Task instructions → Where a line contains the string "κατέθεσε", copy that line.

Dataset →
# # # # # # #

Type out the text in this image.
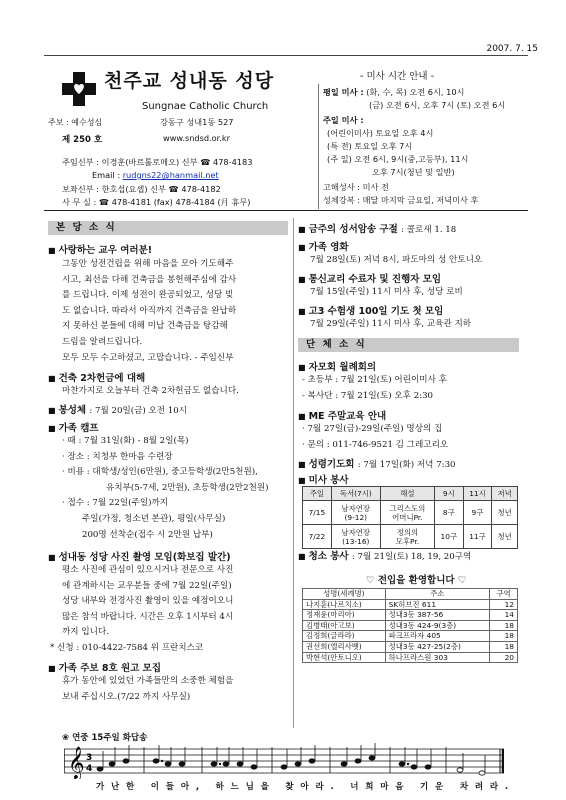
2007. 7. 15
천주교 성내동 성당
Sungnae Catholic Church
주보 : 예수성심
제 250 호
강동구 성내1동 527
www.sndsd.or.kr
주임신부 : 이경훈(바르톨로메오) 신부 ☎ 478-4183
Email : rudgns22@hanmail.net
보좌신부 : 한호섭(요셉) 신부 ☎ 478-4182
사 무 실 : ☎ 478-4181 (fax) 478-4184 (月 휴무)
- 미사 시간 안내 -
평일 미사 : (화, 수, 목) 오전 6시, 10시
(금) 오전 6시, 오후 7시 (토) 오전 6시
주일 미사 :
(어린이미사) 토요일 오후 4시
(특 전) 토요일 오후 7시
(주 일) 오전 6시, 9시(중,고등부), 11시
오후 7시(청년 및 일반)
고해성사 : 미사 전
성체강복 : 매달 마지막 금요일, 저녁미사 후
본 당 소 식
■ 사랑하는 교우 여러분!
그동안 성전건립을 위해 마음을 모아 기도해주
시고, 최선을 다해 건축금을 봉헌해주심에 감사
를 드립니다. 이제 성전이 완공되었고, 성당 빚
도 없습니다. 따라서 아직까지 건축금을 완납하
지 못하신 분들에 대해 미납 건축금을 탕감해
드림을 알려드립니다.
모두 모두 수고하셨고, 고맙습니다. - 주임신부
■ 건축 2차헌금에 대해
마찬가지로 오늘부터 건축 2차헌금도 없습니다.
■ 봉성체 : 7월 20일(금) 오전 10시
■ 가족 캠프
· 때 : 7월 31일(화) - 8월 2일(목)
· 장소 : 치청부 한마음 수련장
· 비용 : 대학생/성인(6만원), 중고등학생(2만5천원),
유치부(5-7세, 2만원), 초등학생(2만2천원)
· 접수 : 7월 22일(주일)까지
주일(가정, 청소년 본관), 평일(사무실)
200명 선착순(접수 시 2만원 납부)
■ 성내동 성당 사진 촬영 모임(화보집 발간)
평소 사진에 관심이 있으시거나 전문으로 사진
에 관계하시는 교우분들 중에 7월 22일(주일)
성당 내부와 전경사진 촬영이 있을 예정이오니
많은 참석 바랍니다. 시간은 오후 1시부터 4시
까지 입니다.
* 신청 : 010-4422-7584 위 프란치스코
■ 가족 주보 8호 원고 모집
휴가 동안에 있었던 가족들만의 소중한 체험을
보내 주십시오.(7/22 까지 사무실)
■ 금주의 성서암송 구절 : 콜로새 1. 18
■ 가족 영화
7월 28일(토) 저녁 8시, 파도마의 성 안토니오
■ 통신교리 수료자 및 진행자 모임
7월 15일(주일) 11시 미사 후, 성당 로비
■ 고3 수험생 100일 기도 첫 모임
7월 29일(주일) 11시 미사 후, 교육관 지하
단 체 소 식
■ 자모회 월례회의
- 초등부 : 7월 21일(토) 어린이미사 후
- 복사단 : 7월 21일(토) 오후 2:30
■ ME 주말교육 안내
· 7월 27일(금)-29일(주일) 명상의 집
· 문의 : 011-746-9521 김 그레고리오
■ 성령기도회 : 7월 17일(화) 저녁 7:30
■ 미사 봉사
주일	독서(7시)	해설	9시	11시	저녁
7/15	남자연장
(9-12)	그리스도의
어머니Pr.	8구	9구	청년
7/22	남자연장
(13-16)	정의의
모후Pr.	10구	11구	청년
■ 청소 봉사 : 7월 21일(토) 18, 19, 20구역
♡ 전입을 환영합니다 ♡
성명(세례명)	주소	구역
나지훈(나르치소)	SK허브진 611	12
정재윤(마리아)	성내3동 387-56	14
김병태(아고보)	성내3동 424-9(3층)	18
김정희(글라라)	파크프라자 405	18
권선희(엘리사벳)	성내3동 427-25(2층)	18
박현석(안토니오)	하나프라스원 303	20
❀ 연중 15주일 화답송
𝄞 3
4
가난한 이들아, 하느님을 찾아라. 너희마음 기운 차려라.
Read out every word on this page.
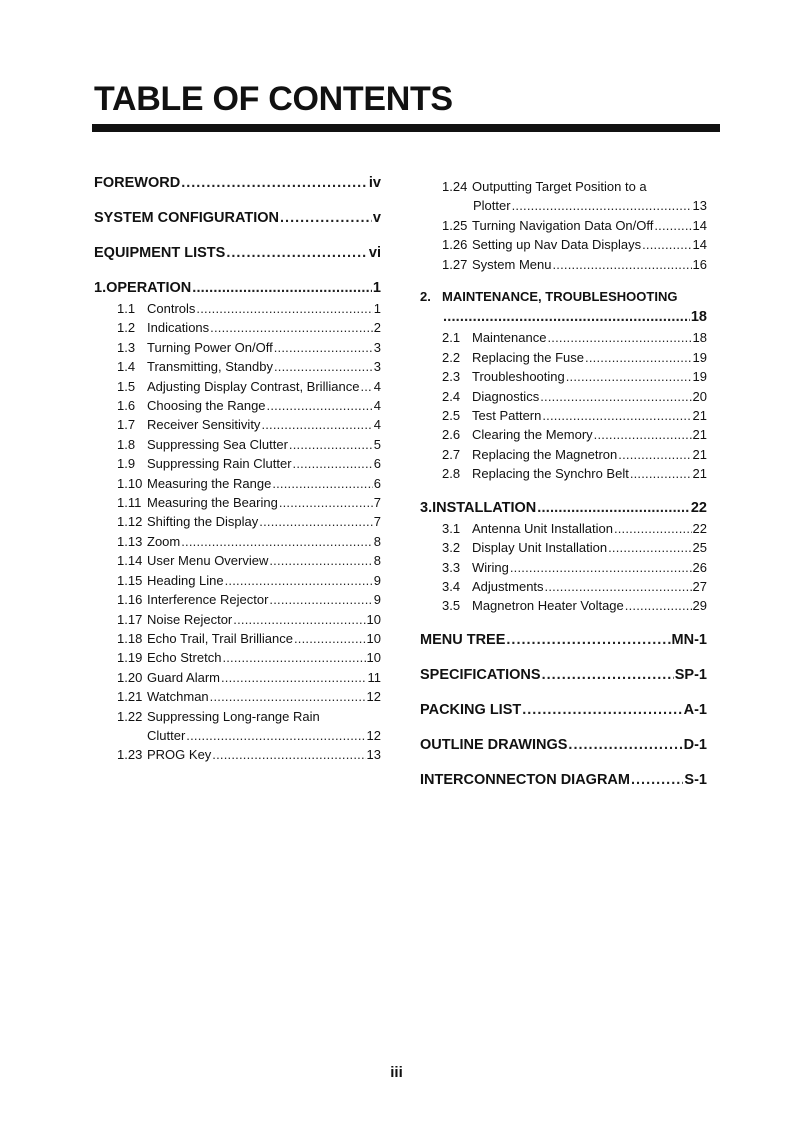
TABLE OF CONTENTS
FOREWORD .....	iv
SYSTEM CONFIGURATION .....	v
EQUIPMENT LISTS .....	vi
1. OPERATION .....	1
1.1 Controls .....	1
1.2 Indications .....	2
1.3 Turning Power On/Off .....	3
1.4 Transmitting, Standby .....	3
1.5 Adjusting Display Contrast, Brilliance ..... 4
1.6 Choosing the Range .....	4
1.7 Receiver Sensitivity .....	4
1.8 Suppressing Sea Clutter .....	5
1.9 Suppressing Rain Clutter .....	6
1.10 Measuring the Range .....	6
1.11 Measuring the Bearing .....	7
1.12 Shifting the Display .....	7
1.13 Zoom .....	8
1.14 User Menu Overview .....	8
1.15 Heading Line .....	9
1.16 Interference Rejector .....	9
1.17 Noise Rejector .....	10
1.18 Echo Trail, Trail Brilliance .....	10
1.19 Echo Stretch .....	10
1.20 Guard Alarm .....	11
1.21 Watchman .....	12
1.22 Suppressing Long-range Rain
Clutter .....	12
1.23 PROG Key .....	13
1.24 Outputting Target Position to a
Plotter .....	13
1.25 Turning Navigation Data On/Off .....	14
1.26 Setting up Nav Data Displays .....	14
1.27 System Menu .....	16
2. MAINTENANCE, TROUBLESHOOTING
.....
18
2.1 Maintenance .....	18
2.2 Replacing the Fuse .....	19
2.3 Troubleshooting .....	19
2.4 Diagnostics .....	20
2.5 Test Pattern .....	21
2.6 Clearing the Memory .....	21
2.7 Replacing the Magnetron .....	21
2.8 Replacing the Synchro Belt .....	21
3. INSTALLATION .....	22
3.1 Antenna Unit Installation .....	22
3.2 Display Unit Installation .....	25
3.3 Wiring .....	26
3.4 Adjustments .....	27
3.5 Magnetron Heater Voltage .....	29
MENU TREE .....	MN-1
SPECIFICATIONS .....	SP-1
PACKING LIST .....	A-1
OUTLINE DRAWINGS .....	D-1
INTERCONNECTON DIAGRAM .....	S-1
iii
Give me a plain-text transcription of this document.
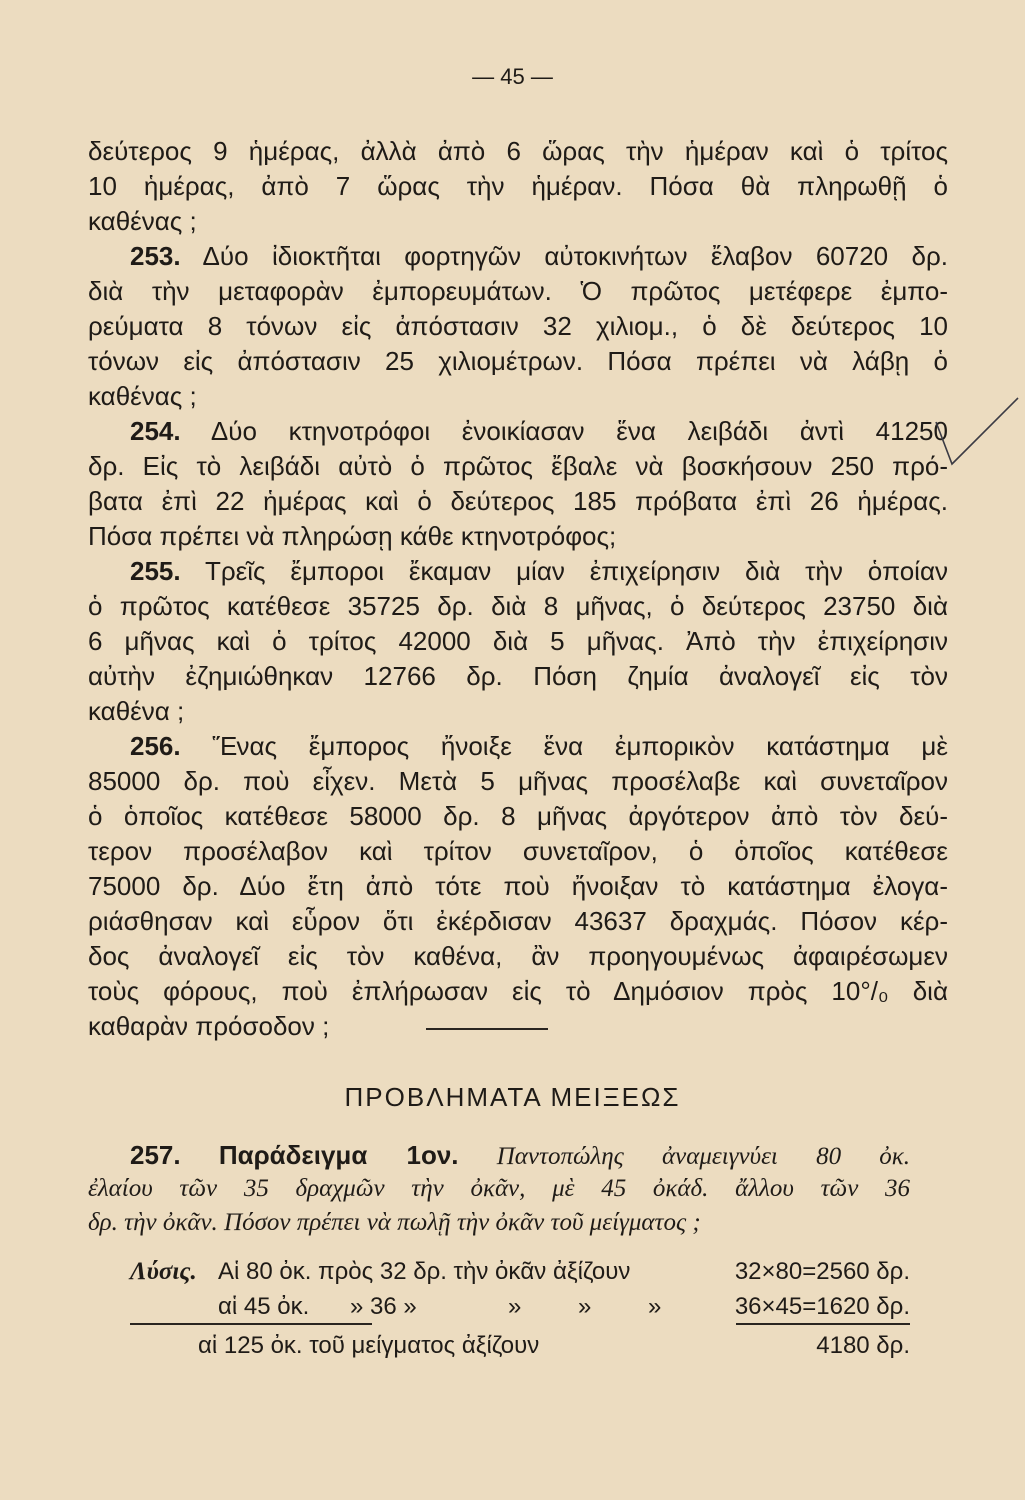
— 45 —
δεύτερος 9 ἡμέρας, ἀλλὰ ἀπὸ 6 ὥρας τὴν ἡμέραν καὶ ὁ τρίτος
10 ἡμέρας, ἀπὸ 7 ὥρας τὴν ἡμέραν. Πόσα θὰ πληρωθῇ ὁ
καθένας ;
253. Δύο ἰδιοκτῆται φορτηγῶν αὐτοκινήτων ἔλαβον 60720 δρ.
διὰ τὴν μεταφορὰν ἐμπορευμάτων. Ὁ πρῶτος μετέφερε ἐμπο-
ρεύματα 8 τόνων εἰς ἀπόστασιν 32 χιλιομ., ὁ δὲ δεύτερος 10
τόνων εἰς ἀπόστασιν 25 χιλιομέτρων. Πόσα πρέπει νὰ λάβῃ ὁ
καθένας ;
254. Δύο κτηνοτρόφοι ἐνοικίασαν ἕνα λειβάδι ἀντὶ 41250
δρ. Εἰς τὸ λειβάδι αὐτὸ ὁ πρῶτος ἔβαλε νὰ βοσκήσουν 250 πρό-
βατα ἐπὶ 22 ἡμέρας καὶ ὁ δεύτερος 185 πρόβατα ἐπὶ 26 ἡμέρας.
Πόσα πρέπει νὰ πληρώσῃ κάθε κτηνοτρόφος;
255. Τρεῖς ἔμποροι ἔκαμαν μίαν ἐπιχείρησιν διὰ τὴν ὁποίαν
ὁ πρῶτος κατέθεσε 35725 δρ. διὰ 8 μῆνας, ὁ δεύτερος 23750 διὰ
6 μῆνας καὶ ὁ τρίτος 42000 διὰ 5 μῆνας. Ἀπὸ τὴν ἐπιχείρησιν
αὐτὴν ἐζημιώθηκαν 12766 δρ. Πόση ζημία ἀναλογεῖ εἰς τὸν
καθένα ;
256. Ἕνας ἔμπορος ἤνοιξε ἕνα ἐμπορικὸν κατάστημα μὲ
85000 δρ. ποὺ εἶχεν. Μετὰ 5 μῆνας προσέλαβε καὶ συνεταῖρον
ὁ ὁποῖος κατέθεσε 58000 δρ. 8 μῆνας ἀργότερον ἀπὸ τὸν δεύ-
τερον προσέλαβον καὶ τρίτον συνεταῖρον, ὁ ὁποῖος κατέθεσε
75000 δρ. Δύο ἔτη ἀπὸ τότε ποὺ ἤνοιξαν τὸ κατάστημα ἐλογα-
ριάσθησαν καὶ εὗρον ὅτι ἐκέρδισαν 43637 δραχμάς. Πόσον κέρ-
δος ἀναλογεῖ εἰς τὸν καθένα, ἂν προηγουμένως ἀφαιρέσωμεν
τοὺς φόρους, ποὺ ἐπλήρωσαν εἰς τὸ Δημόσιον πρὸς 10°/₀ διὰ
καθαρὰν πρόσοδον ;
ΠΡΟΒΛΗΜΑΤΑ ΜΕΙΞΕΩΣ
257. Παράδειγμα 1ον. Παντοπώλης ἀναμειγνύει 80 ὀκ.
ἐλαίου τῶν 35 δραχμῶν τὴν ὀκᾶν, μὲ 45 ὀκάδ. ἄλλου τῶν 36
δρ. τὴν ὀκᾶν. Πόσον πρέπει νὰ πωλῇ τὴν ὀκᾶν τοῦ μείγματος ;
Λύσις. Αἱ 80 ὀκ. πρὸς 32 δρ. τὴν ὀκᾶν ἀξίζουν	32×80=2560 δρ.
αἱ 45 ὀκ. » 36 »	» » »	36×45=1620 δρ.
αἱ 125 ὀκ. τοῦ μείγματος ἀξίζουν	4180 δρ.
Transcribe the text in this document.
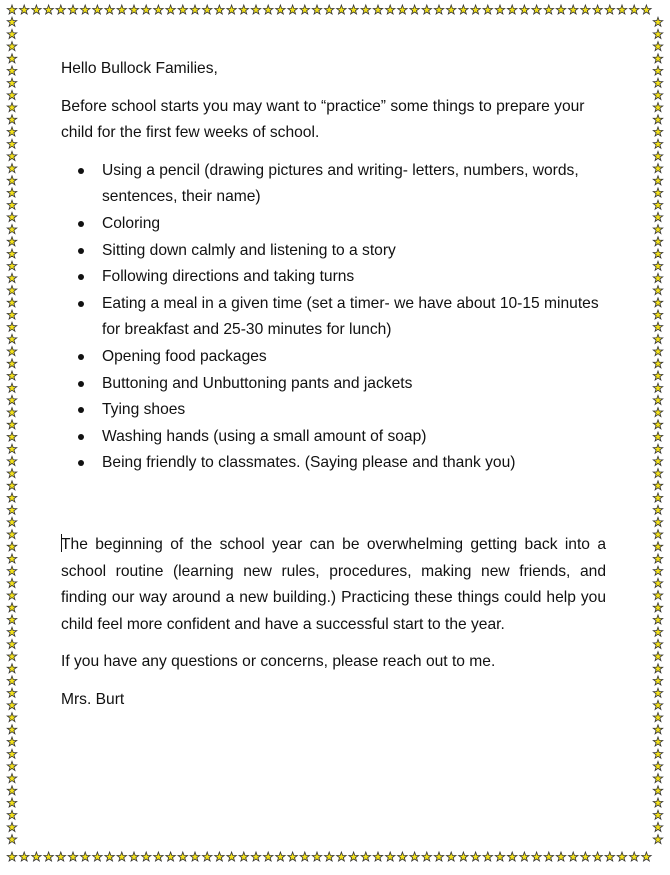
Hello Bullock Families,

Before school starts you may want to “practice” some things to prepare your child for the first few weeks of school.

Using a pencil (drawing pictures and writing- letters, numbers, words, sentences, their name)
Coloring
Sitting down calmly and listening to a story
Following directions and taking turns
Eating a meal in a given time (set a timer- we have about 10-15 minutes for breakfast and 25-30 minutes for lunch)
Opening food packages
Buttoning and Unbuttoning pants and jackets
Tying shoes
Washing hands (using a small amount of soap)
Being friendly to classmates. (Saying please and thank you)

The beginning of the school year can be overwhelming getting back into a school routine (learning new rules, procedures, making new friends, and finding our way around a new building.) Practicing these things could help you child feel more confident and have a successful start to the year.

If you have any questions or concerns, please reach out to me.

Mrs. Burt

# # # # # # #

The reply →
ὁ πρῶτος κατέθεσε 35725 δρ. διὰ 8 μῆνας, ὁ δεύτερος 23750 διὰ
ὁ ὁποῖος κατέθεσε 58000 δρ. 8 μῆνας ἀργότερον ἀπὸ τὸν δεύ-
τερον προσέλαβον καὶ τρίτον συνεταῖρον, ὁ ὁποῖος κατέθεσε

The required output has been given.